* Actions to take:
(1) In the character list below, name every member of the Patron-Minette gang.
(2) Please extend the character list below, picking up after its final entry.
[[ Reading passage open ]]
Book 6: Conjunction of Two Stars
- Bougon, Madame (called Ma'am Burgon) – Housekeeper of Gorbeau House.

Book 7: Patron-Minette
- Patron-Minette – A quartet of bandits who assist in the Thénardiers' ambush of Valjean at Gorbeau House and the attempted robbery at the Rue Plumet. The gang consists of Montparnasse, Claquesous, Babet, and Gueulemer. Claquesous, who escaped from the carriage transporting him to prison after the Gorbeau Robbery, joins the revolution under the guise of "Le Cabuc" and is executed by Enjolras for firing on civilians.

=== Volume IV – The Idyll in the Rue Plumet and the Epic of the Rue Saint-Denis ===

Book 2: Éponine
- Brujon – A robber and criminal. He participates in crimes with M. Thénardier and the Patron-Minette gang (such as the Gorbeau Robbery and the attempted robbery at the Rue Plumet). The author describes Brujon as being "a sprightly young fellow, very cunning and very adroit, with a flurried and plaintive appearance."

Book 3: The House in the Rue Plumet
- Toussaint – Valjean and Cosette's servant in Paris. She has a slight stutter.

Book 6: The Boy Gavroche
- Two little boys – The two unnamed youngest sons of the Thénardiers, whom they send to Magnon to replace her two dead sons. Living on the streets, they encounter Gavroche, who is unaware they are his siblings but treats them like they are his brothers. After Gavroche's death, they retrieve bread tossed by a bourgeois man to geese in a fountain at the Luxembourg Garden.
[[ Reading passage closed ]]
[[ Data section open ]]
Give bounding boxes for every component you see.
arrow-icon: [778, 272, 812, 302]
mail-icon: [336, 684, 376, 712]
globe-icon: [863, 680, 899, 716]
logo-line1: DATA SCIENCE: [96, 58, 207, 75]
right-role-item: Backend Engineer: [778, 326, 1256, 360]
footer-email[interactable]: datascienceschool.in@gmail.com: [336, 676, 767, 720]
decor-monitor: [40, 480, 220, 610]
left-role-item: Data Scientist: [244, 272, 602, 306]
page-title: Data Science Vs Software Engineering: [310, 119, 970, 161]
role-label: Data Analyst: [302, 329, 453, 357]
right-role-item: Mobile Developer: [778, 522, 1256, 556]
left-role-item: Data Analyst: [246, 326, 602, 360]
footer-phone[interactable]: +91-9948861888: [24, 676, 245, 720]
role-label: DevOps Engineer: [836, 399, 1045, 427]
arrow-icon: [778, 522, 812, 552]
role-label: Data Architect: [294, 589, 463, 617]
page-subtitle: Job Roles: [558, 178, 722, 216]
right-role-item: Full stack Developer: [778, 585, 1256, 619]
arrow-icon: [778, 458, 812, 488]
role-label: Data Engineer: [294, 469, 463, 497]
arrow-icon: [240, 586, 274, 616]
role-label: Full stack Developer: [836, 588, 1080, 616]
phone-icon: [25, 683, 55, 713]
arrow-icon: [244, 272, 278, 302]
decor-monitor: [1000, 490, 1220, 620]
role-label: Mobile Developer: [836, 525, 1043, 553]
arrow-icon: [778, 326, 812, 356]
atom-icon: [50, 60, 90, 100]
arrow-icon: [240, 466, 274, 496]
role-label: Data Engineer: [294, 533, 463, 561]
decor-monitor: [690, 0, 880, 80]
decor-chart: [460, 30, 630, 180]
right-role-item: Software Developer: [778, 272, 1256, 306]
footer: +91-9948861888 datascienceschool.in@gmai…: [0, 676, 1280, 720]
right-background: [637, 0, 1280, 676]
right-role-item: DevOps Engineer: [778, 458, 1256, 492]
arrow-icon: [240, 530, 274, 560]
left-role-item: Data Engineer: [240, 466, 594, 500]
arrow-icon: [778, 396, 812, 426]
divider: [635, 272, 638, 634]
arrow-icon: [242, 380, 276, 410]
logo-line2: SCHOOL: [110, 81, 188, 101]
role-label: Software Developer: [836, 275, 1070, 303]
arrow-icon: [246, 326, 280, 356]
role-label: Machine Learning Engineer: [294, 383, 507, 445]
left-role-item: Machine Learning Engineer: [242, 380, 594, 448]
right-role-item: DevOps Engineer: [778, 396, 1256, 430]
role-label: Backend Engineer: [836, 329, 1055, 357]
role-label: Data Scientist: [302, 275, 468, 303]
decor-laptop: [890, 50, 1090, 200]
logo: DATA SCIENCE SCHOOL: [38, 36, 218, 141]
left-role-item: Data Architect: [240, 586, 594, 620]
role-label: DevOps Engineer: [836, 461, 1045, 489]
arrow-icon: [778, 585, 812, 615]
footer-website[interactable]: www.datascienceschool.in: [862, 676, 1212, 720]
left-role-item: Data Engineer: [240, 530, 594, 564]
[[ Data section closed ]]
* Your responses:
(1) Montparnasse, Claquesous, Babet, and Gueulemer.

(2)
=== The narrator ===
Hugo does not give the narrator a name and allows the reader to identify the narrator with the novel's author. The narrator occasionally injects himself into the narrative or reports facts outside the time of the narrative to emphasize that he is recounting historical events, not entirely fiction. He introduces his recounting of Waterloo with several paragraphs describing the narrator's recent approach to the battlefield: "Last year (1861), on a beautiful May morning, a traveller, the person who is telling this story, was coming from Nivelles ..." The narrator describes how "[a]n observer, a dreamer, the author of this book" during the 1832 street fighting was caught in crossfire: "All that he had to protect him from the bullets was the swell of the two half columns which separate the shops; he remained in this delicate situation for nearly half an hour." At one point he apologizes for intruding—"The author of this book, who regrets the necessity of mentioning himself"—to ask the reader's understanding when he describes "the Paris of his youth ... as though it still existed." This introduces a meditation on memories of past places that his contemporary readers would recognize as a self-portrait written from exile: "you have left a part of your heart, of your blood, of your soul, in those pavements." He describes another occasion when a bullet shot "pierced a brass shaving-dish suspended ... over a hairdresser's shop. This pierced shaving-dish was still to be seen in 1848, in the Rue du Contrat-Social, at the corner of the pillars of the market." As evidence of police double agents at the barricades, he writes: "The author of this book had in his hands, in 1848, the special report on this subject made to the Prefect of Police in 1832."